Stored items from a collection
- - -

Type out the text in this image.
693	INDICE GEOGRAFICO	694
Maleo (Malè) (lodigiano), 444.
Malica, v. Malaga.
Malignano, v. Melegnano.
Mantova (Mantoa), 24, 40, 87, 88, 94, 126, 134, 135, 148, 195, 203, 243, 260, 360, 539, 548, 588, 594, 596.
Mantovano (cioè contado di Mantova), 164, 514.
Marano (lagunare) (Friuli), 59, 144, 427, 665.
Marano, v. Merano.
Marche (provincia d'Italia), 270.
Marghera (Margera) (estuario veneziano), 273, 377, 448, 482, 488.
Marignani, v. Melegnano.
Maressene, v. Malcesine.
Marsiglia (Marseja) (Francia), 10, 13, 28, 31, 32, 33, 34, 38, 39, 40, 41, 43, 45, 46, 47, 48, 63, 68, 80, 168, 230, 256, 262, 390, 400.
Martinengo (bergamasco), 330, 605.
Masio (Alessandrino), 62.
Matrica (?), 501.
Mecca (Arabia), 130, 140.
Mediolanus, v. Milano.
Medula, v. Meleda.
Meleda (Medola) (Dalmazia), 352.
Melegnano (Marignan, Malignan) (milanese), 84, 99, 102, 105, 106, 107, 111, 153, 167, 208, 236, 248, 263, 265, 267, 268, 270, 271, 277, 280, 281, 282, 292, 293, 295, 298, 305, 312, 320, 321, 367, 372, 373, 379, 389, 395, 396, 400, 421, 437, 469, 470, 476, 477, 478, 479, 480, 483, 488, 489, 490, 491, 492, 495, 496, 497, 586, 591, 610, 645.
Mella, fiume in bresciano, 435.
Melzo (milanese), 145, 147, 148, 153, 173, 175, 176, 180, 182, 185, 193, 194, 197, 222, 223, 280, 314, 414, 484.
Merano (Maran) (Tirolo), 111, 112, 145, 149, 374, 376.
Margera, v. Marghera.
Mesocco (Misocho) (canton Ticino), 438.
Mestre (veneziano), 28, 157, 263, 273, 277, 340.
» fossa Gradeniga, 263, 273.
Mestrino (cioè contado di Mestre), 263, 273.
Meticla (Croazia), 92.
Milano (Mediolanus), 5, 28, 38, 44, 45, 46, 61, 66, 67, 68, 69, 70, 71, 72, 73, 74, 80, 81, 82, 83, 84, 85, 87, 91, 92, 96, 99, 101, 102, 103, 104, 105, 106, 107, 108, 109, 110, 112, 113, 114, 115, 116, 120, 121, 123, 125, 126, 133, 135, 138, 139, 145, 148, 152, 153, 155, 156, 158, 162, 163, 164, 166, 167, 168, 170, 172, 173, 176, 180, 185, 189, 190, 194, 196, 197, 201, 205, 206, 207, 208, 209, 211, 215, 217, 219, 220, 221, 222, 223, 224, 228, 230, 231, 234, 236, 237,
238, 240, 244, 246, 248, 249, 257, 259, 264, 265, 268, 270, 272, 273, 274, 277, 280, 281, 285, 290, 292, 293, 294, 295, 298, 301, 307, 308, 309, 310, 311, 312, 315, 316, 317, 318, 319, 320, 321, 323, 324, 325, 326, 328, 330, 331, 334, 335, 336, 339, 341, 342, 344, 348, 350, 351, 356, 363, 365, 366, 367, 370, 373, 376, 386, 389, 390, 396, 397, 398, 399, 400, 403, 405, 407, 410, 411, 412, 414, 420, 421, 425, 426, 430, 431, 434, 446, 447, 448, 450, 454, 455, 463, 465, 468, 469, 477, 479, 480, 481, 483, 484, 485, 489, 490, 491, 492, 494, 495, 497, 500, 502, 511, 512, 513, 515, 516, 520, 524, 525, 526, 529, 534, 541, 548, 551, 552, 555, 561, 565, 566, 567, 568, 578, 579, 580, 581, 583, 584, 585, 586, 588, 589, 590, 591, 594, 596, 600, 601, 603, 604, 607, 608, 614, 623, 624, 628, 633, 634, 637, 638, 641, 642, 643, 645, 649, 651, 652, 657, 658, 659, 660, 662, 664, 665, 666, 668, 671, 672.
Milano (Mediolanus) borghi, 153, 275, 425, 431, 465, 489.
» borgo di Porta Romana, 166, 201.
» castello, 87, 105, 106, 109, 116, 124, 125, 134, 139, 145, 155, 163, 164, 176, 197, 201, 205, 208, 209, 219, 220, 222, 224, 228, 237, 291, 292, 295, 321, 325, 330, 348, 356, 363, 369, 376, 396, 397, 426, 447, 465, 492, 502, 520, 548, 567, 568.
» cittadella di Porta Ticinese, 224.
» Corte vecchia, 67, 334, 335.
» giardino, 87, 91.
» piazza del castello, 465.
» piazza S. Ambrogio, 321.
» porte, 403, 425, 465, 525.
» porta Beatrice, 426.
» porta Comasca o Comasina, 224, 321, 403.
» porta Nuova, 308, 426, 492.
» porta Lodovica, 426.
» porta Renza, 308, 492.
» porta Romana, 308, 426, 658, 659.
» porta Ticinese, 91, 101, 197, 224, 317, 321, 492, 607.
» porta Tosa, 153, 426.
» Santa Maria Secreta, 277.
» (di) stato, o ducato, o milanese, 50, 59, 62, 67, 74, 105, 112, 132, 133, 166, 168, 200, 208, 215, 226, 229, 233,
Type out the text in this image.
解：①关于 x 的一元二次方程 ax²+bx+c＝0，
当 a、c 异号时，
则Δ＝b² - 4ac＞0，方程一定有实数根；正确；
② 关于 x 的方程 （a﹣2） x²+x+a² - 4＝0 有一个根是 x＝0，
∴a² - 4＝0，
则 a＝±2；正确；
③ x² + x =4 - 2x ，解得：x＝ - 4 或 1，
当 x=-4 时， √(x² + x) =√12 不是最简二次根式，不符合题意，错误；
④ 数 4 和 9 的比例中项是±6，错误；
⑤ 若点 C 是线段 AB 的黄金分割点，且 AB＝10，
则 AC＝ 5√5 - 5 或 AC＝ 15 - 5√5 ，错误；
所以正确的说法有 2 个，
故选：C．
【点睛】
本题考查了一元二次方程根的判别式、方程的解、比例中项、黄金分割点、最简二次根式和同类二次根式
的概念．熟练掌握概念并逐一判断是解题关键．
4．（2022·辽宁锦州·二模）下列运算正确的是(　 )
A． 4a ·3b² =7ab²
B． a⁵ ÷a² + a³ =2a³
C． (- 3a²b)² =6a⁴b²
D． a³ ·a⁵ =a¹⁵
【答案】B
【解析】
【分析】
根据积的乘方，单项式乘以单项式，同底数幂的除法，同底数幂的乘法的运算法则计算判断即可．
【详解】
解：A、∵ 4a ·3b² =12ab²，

- - -

> _Given exercise_:
Gather and copy every line of the data in which the string "Milano" is found.

> _Finished task_:
Mediolanus, v. Milano.
Milano (Mediolanus), 5, 28, 38, 44, 45, 46, 61, 66, 67, 68, 69, 70, 71, 72, 73, 74, 80, 81, 82, 83, 84, 85, 87, 91, 92, 96, 99, 101, 102, 103, 104, 105, 106, 107, 108, 109, 110, 112, 113, 114, 115, 116, 120, 121, 123, 125, 126, 133, 135, 138, 139, 145, 148, 152, 153, 155, 156, 158, 162, 163, 164, 166, 167, 168, 170, 172, 173, 176, 180, 185, 189, 190, 194, 196, 197, 201, 205, 206, 207, 208, 209, 211, 215, 217, 219, 220, 221, 222, 223, 224, 228, 230, 231, 234, 236, 237,
Milano (Mediolanus) borghi, 153, 275, 425, 431, 465, 489.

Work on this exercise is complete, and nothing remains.